**Reading passage**
%%


    My heart goes out to you at this difficult time. Please know you are in my thoughts.

  2. It’s been eight years since my mom died with cancer and I still cry at the littlest things, like the facebook blurbs that say “Click like if all you have are memories”.

    I know she’s here in spirit– but it’ll never be the same and I don’t expect it to be. I can only assume that she wouldn’t want me sad and depressed, and that she’d want me to make the most of what time I have left with the kids, and to enjoy the tiny wonders of life. I asked her once, if she had any regrets. She said she wished she’d been more spontaneous to do minor fun things, rather than planning the bigger events all the time. Because looking back, there was a lot of work going on when there could have been a lot of playing. (camping for a night in the backyard is just as much fun as waiting for a rare 3-day weekend to organize a big road trip. 🙂

    Anyway… I guess what I would say is (I’ll say it to myself as well), don’t put off enjoying life with your family while you wait for that day when you can breathe again. That day might not come. And soon, your children will be grown and maybe they’ll be asking what you’d do differently if you could. So, live life now! Create memories for your family that override the number of hours you spend working at home or on the computer. Because no one knows how much time is left.

%%

**Task list**
1. Copy the passage from the comments on grief between "Anyway… I guess" and "time is left.", inclusive.
2. In the comments on grief, what does the writer of the second comment assume their mom would want for them? List every one.

**Dataset excerpts**
%%

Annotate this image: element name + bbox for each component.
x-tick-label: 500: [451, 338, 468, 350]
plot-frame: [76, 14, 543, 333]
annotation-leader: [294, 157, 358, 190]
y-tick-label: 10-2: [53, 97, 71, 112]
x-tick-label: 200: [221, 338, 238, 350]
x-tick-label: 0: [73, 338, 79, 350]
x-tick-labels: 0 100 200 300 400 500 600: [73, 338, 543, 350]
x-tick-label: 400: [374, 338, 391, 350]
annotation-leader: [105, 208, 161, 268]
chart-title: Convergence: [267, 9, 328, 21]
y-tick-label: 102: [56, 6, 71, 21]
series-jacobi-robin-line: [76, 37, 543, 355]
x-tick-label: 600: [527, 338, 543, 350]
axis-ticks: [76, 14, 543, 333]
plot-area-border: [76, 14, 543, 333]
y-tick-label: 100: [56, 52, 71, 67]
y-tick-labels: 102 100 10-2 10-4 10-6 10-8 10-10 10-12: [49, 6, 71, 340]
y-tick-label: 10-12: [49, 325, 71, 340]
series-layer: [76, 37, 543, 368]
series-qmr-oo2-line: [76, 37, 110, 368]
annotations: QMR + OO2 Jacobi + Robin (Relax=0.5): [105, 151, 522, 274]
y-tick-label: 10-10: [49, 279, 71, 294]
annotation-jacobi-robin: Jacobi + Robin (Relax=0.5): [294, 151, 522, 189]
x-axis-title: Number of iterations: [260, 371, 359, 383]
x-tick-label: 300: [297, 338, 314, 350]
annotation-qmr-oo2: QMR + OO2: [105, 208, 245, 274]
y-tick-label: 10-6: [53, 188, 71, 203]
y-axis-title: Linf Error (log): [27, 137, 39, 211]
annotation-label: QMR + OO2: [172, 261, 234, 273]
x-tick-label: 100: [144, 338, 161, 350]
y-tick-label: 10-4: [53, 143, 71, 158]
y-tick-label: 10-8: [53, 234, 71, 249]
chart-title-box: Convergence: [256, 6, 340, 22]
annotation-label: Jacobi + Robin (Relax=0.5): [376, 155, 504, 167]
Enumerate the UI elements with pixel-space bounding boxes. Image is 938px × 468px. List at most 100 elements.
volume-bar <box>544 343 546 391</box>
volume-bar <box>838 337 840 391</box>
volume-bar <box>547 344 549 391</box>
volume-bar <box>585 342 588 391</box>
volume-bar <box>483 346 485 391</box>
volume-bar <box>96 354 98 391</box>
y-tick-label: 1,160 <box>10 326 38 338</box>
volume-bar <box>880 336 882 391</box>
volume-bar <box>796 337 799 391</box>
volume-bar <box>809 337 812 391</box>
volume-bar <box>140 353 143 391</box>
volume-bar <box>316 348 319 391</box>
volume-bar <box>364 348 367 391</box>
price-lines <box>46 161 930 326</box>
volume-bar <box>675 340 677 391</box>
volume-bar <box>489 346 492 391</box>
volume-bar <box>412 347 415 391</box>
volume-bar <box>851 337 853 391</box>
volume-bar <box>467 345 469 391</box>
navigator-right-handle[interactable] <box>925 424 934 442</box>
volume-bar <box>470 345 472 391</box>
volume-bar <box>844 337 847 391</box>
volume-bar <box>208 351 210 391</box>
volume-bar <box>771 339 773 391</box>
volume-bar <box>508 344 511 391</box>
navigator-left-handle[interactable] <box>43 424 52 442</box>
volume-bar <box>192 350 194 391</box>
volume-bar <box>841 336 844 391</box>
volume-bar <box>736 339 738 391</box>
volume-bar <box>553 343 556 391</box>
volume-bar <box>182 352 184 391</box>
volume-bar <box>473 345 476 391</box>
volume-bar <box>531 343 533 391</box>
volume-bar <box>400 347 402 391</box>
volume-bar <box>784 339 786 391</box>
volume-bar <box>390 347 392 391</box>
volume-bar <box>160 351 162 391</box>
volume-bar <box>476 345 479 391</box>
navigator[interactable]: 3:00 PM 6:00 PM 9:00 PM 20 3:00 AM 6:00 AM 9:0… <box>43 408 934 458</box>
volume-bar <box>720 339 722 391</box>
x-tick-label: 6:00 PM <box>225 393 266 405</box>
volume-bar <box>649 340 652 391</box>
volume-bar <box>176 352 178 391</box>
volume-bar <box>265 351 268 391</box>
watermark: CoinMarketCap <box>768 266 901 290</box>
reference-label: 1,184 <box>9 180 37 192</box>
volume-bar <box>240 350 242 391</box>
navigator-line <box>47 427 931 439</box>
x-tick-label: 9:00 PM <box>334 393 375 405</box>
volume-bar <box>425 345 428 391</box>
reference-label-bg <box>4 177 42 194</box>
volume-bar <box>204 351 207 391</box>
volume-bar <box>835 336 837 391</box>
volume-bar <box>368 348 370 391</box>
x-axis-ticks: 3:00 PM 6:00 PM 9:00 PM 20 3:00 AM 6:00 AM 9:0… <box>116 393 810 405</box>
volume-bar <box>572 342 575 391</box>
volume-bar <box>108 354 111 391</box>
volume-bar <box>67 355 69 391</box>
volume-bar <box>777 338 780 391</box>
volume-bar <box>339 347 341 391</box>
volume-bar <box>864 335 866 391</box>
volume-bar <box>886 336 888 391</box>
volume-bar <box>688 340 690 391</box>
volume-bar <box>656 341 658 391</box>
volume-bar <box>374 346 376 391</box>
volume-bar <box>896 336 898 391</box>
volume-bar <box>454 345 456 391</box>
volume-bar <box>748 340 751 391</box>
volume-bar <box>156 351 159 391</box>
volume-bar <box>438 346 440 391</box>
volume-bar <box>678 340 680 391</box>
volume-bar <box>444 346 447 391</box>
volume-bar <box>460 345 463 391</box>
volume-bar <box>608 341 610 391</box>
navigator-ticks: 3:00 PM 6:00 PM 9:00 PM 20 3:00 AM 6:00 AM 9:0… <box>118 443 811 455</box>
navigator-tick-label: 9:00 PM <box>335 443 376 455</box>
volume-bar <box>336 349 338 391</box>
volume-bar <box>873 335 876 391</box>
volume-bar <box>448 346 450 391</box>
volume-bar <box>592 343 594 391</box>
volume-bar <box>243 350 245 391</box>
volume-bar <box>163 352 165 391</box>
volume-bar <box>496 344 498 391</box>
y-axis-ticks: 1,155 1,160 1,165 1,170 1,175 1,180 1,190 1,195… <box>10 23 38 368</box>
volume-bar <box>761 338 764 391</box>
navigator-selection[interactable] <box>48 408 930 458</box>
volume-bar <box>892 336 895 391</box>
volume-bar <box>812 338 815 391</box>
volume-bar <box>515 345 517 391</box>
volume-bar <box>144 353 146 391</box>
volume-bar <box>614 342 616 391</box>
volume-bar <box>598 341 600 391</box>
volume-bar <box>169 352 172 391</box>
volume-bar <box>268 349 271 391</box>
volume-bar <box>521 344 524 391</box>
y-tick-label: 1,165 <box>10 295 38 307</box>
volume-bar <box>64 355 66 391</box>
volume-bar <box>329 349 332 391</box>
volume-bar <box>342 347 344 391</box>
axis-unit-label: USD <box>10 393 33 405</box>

%%

**Solved problems**
1.
Anyway… I guess what I would say is (I’ll say it to myself as well), don’t put off enjoying life with your family while you wait for that day when you can breathe again. That day might not come. And soon, your children will be grown and maybe they’ll be asking what you’d do differently if you could. So, live life now! Create memories for your family that override the number of hours you spend working at home or on the computer. Because no one knows how much time is left.

2.
- Not to be sad and depressed
- To make the most of the time left with the kids
- To enjoy the tiny wonders of life